WHAT IS EXPECTED: Using the records below, report how many lines hold "hours", with no extra text.
* START SUPPLIED ENTRIES *
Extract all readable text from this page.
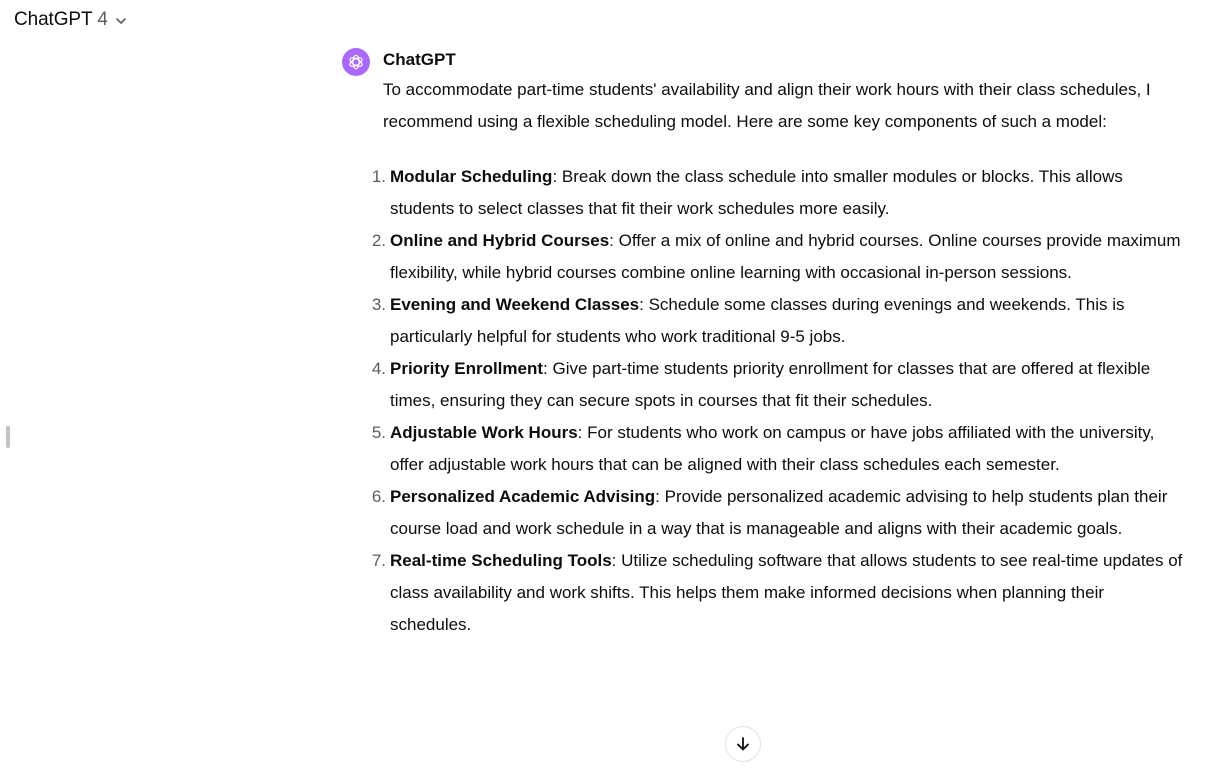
ChatGPT 4
ChatGPT

To accommodate part-time students' availability and align their work hours with their class schedules, I recommend using a flexible scheduling model. Here are some key components of such a model:

1. Modular Scheduling: Break down the class schedule into smaller modules or blocks. This allows students to select classes that fit their work schedules more easily.
2. Online and Hybrid Courses: Offer a mix of online and hybrid courses. Online courses provide maximum flexibility, while hybrid courses combine online learning with occasional in-person sessions.
3. Evening and Weekend Classes: Schedule some classes during evenings and weekends. This is particularly helpful for students who work traditional 9-5 jobs.
4. Priority Enrollment: Give part-time students priority enrollment for classes that are offered at flexible times, ensuring they can secure spots in courses that fit their schedules.
5. Adjustable Work Hours: For students who work on campus or have jobs affiliated with the university, offer adjustable work hours that can be aligned with their class schedules each semester.
6. Personalized Academic Advising: Provide personalized academic advising to help students plan their course load and work schedule in a way that is manageable and aligns with their academic goals.
7. Real-time Scheduling Tools: Utilize scheduling software that allows students to see real-time updates of class availability and work shifts. This helps them make informed decisions when planning their schedules.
* END SUPPLIED ENTRIES *
PROBLEM SOLUTION: 2